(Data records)
----------

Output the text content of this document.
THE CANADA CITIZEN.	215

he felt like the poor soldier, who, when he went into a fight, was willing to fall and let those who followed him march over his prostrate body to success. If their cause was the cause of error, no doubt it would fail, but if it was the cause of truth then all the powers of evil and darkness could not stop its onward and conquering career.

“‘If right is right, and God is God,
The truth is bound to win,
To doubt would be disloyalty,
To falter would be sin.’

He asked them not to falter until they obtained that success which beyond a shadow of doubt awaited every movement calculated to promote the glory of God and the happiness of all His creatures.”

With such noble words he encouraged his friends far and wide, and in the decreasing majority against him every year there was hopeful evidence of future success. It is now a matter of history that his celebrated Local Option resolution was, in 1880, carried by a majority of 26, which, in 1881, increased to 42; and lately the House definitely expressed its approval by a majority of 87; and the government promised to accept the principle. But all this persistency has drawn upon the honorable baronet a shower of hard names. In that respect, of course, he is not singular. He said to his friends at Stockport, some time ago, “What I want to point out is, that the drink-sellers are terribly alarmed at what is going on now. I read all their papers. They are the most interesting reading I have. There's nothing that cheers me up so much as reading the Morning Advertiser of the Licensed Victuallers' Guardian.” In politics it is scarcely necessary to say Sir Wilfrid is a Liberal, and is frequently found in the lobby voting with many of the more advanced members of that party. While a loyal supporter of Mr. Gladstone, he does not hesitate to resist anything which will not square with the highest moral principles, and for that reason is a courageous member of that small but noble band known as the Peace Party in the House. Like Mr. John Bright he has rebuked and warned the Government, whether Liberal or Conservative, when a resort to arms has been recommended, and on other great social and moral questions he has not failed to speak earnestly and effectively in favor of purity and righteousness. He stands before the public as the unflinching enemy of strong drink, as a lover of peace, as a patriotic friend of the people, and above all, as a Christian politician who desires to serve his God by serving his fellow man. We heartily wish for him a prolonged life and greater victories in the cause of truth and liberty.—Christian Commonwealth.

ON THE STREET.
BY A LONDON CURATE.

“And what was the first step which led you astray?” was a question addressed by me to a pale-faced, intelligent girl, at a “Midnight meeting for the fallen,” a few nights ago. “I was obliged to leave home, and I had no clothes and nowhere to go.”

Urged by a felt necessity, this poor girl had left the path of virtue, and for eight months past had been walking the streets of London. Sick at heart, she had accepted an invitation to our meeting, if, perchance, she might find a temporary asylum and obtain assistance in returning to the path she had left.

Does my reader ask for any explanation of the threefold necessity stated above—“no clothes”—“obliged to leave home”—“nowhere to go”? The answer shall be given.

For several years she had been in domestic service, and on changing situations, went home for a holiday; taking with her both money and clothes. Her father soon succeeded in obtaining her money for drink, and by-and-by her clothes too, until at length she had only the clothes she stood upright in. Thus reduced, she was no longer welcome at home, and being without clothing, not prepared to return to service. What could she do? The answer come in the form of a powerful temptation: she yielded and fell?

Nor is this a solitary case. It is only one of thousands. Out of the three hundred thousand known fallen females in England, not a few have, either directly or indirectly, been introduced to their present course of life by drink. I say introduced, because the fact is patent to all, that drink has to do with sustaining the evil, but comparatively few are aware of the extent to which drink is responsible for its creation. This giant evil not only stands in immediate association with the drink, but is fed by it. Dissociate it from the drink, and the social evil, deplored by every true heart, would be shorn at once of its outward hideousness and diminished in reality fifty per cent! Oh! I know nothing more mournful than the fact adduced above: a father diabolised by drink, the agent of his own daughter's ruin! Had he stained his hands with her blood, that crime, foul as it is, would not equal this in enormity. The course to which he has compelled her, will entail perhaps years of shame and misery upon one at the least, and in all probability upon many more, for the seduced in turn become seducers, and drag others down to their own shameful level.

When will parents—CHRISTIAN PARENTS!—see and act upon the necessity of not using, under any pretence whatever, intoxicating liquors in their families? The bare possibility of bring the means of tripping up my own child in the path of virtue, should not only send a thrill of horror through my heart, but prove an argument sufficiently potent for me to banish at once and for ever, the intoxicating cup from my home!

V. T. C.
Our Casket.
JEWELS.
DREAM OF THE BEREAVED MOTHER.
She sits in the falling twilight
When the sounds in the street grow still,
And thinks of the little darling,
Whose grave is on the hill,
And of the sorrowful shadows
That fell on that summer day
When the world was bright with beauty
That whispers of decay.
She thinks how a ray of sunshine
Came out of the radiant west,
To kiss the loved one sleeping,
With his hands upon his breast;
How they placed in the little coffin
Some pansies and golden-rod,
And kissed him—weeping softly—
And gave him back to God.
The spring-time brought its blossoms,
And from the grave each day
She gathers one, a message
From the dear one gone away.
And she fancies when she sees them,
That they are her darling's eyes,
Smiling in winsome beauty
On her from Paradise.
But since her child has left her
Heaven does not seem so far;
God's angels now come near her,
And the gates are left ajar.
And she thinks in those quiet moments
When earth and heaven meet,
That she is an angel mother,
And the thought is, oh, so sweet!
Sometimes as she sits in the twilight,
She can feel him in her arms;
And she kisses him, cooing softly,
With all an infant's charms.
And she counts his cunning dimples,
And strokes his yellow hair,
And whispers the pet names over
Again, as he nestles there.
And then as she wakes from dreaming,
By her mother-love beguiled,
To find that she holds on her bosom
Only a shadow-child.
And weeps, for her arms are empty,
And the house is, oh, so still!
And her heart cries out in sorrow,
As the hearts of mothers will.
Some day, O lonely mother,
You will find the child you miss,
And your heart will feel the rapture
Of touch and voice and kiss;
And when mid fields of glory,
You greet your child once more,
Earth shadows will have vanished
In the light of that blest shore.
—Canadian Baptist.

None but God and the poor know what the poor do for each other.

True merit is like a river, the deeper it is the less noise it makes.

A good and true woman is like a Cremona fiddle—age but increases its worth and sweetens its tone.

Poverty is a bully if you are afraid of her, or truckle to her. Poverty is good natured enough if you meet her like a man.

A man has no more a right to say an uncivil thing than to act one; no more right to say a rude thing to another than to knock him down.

----------

From the records above, pull out every line containing the word "fallen".

**COMPLETE RESPONSE**
“And what was the first step which led you astray?” was a question addressed by me to a pale-faced, intelligent girl, at a “Midnight meeting for the fallen,” a few nights ago. “I was obliged to leave home, and I had no clothes and nowhere to go.”
Nor is this a solitary case. It is only one of thousands. Out of the three hundred thousand known fallen females in England, not a few have, either directly or indirectly, been introduced to their present course of life by drink. I say introduced, because the fact is patent to all, that drink has to do with sustaining the evil, but comparatively few are aware of the extent to which drink is responsible for its creation. This giant evil not only stands in immediate association with the drink, but is fed by it. Dissociate it from the drink, and the social evil, deplored by every true heart, would be shorn at once of its outward hideousness and diminished in reality fifty per cent! Oh! I know nothing more mournful than the fact adduced above: a father diabolised by drink, the agent of his own daughter's ruin! Had he stained his hands with her blood, that crime, foul as it is, would not equal this in enormity. The course to which he has compelled her, will entail perhaps years of shame and misery upon one at the least, and in all probability upon many more, for the seduced in turn become seducers, and drag others down to their own shameful level.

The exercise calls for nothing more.